§ EXERCISE REQUIREMENTS:
1 > For the passage on volcanic hazard zones below, state whether each statement agrees with it, answering yes or no and quoting the words that decide it: (a) Zone one is the least dangerous of the ranked lava zones. (b) The 1997 USGS handbook covers tsunami threats in addition to volcano and earthquake threats. (c) The Hawaii Island Disclosure is a two-page document.
2 > Retype the portion of the passage on volcanic hazard zones between "Prospective buyers are" and "people living there.", inclusive.

§ READING PASSAGE:
In general, realtors refer people to the HVO website, which displays a map of volcanic hazard zones (or lava zones) on the Big Island — ranked one through nine, with zone one the most dangerous — or to a 1997 USGS handbook titled “Volcanic and Seismic Hazards on the Island of Hawaii,” which covers volcano, earthquake and tsunami threats.

HVO researchers have created a map of volcanic hazard zones on the Big Island — ranked one through nine, with zone one being the most dangerous. Credit: U.S. Geological Survey Hawaiian Volcano Observatory.

Prospective buyers are made to sign the Hawaii Island Disclosure, a two-page document out"ining aspects of property ownership particular to the island, before a purchase goes through. But even in that, mention of volcanoes is buried in a paragraph sandwiched between property taxes and wastewater disposal. The disclosure notes that volcanoes “may affect the availability, limits and cost of property and/or liability insurance.” The translation, Rabin says, is that banks and insurance companies steer clear of the most hazardous zone one, and sometimes lava zone two, offering no loans, mortgages, or insurance coverage to people living there.

§ GIVEN RECORDS:

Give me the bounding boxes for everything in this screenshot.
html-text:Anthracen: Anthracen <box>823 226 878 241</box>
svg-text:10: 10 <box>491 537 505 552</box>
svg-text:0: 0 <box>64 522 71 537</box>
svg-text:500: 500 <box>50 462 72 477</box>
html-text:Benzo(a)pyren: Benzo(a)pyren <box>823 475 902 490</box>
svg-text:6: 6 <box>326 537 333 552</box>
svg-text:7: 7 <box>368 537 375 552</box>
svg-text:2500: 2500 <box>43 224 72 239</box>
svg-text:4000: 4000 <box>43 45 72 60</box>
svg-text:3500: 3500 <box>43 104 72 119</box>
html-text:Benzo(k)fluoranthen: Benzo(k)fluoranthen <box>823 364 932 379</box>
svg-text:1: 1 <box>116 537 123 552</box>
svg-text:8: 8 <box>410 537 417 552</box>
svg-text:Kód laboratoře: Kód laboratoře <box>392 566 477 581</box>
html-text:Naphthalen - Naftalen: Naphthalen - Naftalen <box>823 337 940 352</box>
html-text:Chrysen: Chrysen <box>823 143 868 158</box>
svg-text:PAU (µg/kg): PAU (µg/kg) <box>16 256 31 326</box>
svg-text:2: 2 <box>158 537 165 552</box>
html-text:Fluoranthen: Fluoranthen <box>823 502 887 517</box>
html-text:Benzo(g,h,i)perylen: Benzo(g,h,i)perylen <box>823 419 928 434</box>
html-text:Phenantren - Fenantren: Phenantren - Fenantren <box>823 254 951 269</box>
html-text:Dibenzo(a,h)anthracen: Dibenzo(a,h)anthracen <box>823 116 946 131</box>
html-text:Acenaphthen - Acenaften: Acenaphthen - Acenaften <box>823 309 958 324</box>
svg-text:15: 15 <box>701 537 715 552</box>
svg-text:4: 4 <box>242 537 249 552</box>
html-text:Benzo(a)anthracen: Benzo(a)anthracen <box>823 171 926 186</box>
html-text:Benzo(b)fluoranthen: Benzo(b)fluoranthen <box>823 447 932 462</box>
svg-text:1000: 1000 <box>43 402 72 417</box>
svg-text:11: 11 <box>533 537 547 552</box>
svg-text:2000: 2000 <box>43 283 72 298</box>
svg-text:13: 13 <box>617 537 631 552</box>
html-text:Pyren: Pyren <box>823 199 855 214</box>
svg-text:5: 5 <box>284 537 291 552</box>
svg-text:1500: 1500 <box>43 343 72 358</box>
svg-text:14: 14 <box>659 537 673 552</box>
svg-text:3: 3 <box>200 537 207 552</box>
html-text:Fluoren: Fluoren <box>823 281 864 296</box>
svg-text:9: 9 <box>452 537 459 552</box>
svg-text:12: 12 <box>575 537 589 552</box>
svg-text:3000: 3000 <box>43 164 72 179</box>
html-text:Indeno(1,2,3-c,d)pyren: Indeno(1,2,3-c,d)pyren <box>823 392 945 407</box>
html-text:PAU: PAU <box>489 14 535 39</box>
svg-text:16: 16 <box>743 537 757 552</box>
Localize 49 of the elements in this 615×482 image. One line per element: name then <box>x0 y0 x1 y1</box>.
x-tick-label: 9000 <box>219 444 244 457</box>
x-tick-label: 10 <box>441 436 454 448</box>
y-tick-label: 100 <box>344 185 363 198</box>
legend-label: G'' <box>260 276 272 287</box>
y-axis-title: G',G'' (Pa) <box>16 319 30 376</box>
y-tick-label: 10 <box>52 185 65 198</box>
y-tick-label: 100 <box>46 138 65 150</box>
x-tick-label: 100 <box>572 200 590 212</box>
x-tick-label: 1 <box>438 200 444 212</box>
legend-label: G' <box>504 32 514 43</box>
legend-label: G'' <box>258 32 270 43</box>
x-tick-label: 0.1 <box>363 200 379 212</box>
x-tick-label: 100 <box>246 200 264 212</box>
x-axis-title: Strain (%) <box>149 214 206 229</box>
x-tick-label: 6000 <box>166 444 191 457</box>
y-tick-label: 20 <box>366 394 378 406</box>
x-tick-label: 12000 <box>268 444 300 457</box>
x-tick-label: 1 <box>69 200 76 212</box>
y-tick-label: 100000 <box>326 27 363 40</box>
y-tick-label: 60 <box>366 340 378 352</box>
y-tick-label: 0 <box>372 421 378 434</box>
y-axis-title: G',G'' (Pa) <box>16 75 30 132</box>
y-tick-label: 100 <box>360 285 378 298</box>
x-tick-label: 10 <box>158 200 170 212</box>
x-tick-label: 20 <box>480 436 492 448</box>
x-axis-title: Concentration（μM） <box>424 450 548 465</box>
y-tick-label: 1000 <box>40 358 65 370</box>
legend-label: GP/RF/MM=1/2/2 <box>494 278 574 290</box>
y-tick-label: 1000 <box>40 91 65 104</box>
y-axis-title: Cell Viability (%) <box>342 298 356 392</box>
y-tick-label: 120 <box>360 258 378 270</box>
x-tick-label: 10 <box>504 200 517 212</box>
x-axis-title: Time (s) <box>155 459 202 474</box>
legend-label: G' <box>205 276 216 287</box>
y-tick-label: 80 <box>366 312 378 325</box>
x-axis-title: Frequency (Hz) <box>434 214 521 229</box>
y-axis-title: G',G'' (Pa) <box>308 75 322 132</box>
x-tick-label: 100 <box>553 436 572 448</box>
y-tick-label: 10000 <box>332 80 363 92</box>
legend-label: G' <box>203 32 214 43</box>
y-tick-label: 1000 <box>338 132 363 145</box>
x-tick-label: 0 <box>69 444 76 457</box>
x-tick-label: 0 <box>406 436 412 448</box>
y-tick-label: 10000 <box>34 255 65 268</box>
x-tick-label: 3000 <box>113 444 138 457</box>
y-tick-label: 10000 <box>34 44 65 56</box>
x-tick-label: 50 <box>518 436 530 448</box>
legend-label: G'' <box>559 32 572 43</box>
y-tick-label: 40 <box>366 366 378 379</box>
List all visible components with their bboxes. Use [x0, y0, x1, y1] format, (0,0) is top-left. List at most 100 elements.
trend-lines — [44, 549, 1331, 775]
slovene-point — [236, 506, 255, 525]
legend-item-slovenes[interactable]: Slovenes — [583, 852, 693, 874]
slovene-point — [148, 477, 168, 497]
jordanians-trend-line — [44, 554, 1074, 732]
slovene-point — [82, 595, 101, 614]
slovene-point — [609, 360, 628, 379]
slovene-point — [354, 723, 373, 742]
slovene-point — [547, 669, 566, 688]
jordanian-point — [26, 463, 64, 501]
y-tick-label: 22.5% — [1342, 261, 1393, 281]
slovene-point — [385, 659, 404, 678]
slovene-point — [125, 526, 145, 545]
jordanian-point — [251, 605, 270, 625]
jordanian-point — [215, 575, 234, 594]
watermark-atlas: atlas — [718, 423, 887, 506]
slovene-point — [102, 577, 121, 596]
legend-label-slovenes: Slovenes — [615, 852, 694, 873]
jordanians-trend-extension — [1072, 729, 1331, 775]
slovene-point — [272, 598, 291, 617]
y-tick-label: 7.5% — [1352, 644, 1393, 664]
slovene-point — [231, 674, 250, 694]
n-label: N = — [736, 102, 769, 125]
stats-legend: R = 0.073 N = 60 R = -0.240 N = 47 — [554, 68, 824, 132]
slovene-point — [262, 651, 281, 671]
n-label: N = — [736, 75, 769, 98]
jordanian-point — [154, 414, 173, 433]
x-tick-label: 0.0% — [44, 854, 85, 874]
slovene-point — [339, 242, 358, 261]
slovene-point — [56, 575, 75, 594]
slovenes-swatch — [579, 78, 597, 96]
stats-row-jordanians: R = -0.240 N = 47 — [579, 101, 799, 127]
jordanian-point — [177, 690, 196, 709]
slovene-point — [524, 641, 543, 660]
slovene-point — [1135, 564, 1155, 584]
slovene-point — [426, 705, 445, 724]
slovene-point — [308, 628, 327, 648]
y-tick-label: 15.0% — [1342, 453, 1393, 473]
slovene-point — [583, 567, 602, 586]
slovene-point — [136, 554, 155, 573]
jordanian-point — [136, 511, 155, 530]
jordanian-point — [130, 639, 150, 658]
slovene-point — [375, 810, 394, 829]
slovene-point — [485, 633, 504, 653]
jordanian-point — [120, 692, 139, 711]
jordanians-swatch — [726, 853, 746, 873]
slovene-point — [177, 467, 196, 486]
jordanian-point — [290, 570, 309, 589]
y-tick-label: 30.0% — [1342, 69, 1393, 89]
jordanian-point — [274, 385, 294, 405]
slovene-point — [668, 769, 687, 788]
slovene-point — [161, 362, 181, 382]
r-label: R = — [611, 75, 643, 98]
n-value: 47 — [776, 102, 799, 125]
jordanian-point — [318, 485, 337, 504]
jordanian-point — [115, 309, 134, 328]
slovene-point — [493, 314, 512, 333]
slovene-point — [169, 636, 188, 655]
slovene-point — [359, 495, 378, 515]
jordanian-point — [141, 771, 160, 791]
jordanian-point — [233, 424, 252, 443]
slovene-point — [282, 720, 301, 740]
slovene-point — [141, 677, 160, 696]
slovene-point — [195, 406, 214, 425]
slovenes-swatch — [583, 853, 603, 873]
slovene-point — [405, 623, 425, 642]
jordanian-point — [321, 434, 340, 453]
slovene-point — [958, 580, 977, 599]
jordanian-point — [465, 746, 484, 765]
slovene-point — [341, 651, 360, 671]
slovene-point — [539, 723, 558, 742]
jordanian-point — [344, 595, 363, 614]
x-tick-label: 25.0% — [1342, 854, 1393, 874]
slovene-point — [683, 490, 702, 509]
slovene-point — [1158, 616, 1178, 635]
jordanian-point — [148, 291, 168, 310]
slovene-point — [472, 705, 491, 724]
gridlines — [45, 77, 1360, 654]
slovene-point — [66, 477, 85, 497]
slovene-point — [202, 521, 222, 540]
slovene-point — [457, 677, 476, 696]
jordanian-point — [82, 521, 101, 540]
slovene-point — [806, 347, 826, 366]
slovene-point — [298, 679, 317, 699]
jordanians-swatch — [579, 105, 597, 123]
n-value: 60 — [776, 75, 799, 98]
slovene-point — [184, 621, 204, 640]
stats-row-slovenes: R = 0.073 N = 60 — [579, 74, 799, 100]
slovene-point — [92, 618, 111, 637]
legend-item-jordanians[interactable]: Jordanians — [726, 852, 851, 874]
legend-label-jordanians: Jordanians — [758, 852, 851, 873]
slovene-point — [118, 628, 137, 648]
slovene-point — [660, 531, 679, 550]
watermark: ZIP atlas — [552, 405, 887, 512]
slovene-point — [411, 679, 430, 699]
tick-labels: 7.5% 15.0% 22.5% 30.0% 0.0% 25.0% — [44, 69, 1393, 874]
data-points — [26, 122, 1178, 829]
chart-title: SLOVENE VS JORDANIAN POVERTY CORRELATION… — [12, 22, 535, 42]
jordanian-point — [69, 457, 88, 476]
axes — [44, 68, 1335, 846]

§ ANSWERS IN ORDER:
1 >
(a) No: "with zone one the most dangerous"
(b) Yes: "which covers volcano, earthquake and tsunami threats"
(c) Yes: "a two-page document"

2 >
Prospective buyers are made to sign the Hawaii Island Disclosure, a two-page document out"ining aspects of property ownership particular to the island, before a purchase goes through. But even in that, mention of volcanoes is buried in a paragraph sandwiched between property taxes and wastewater disposal. The disclosure notes that volcanoes “may affect the availability, limits and cost of property and/or liability insurance.” The translation, Rabin says, is that banks and insurance companies steer clear of the most hazardous zone one, and sometimes lava zone two, offering no loans, mortgages, or insurance coverage to people living there.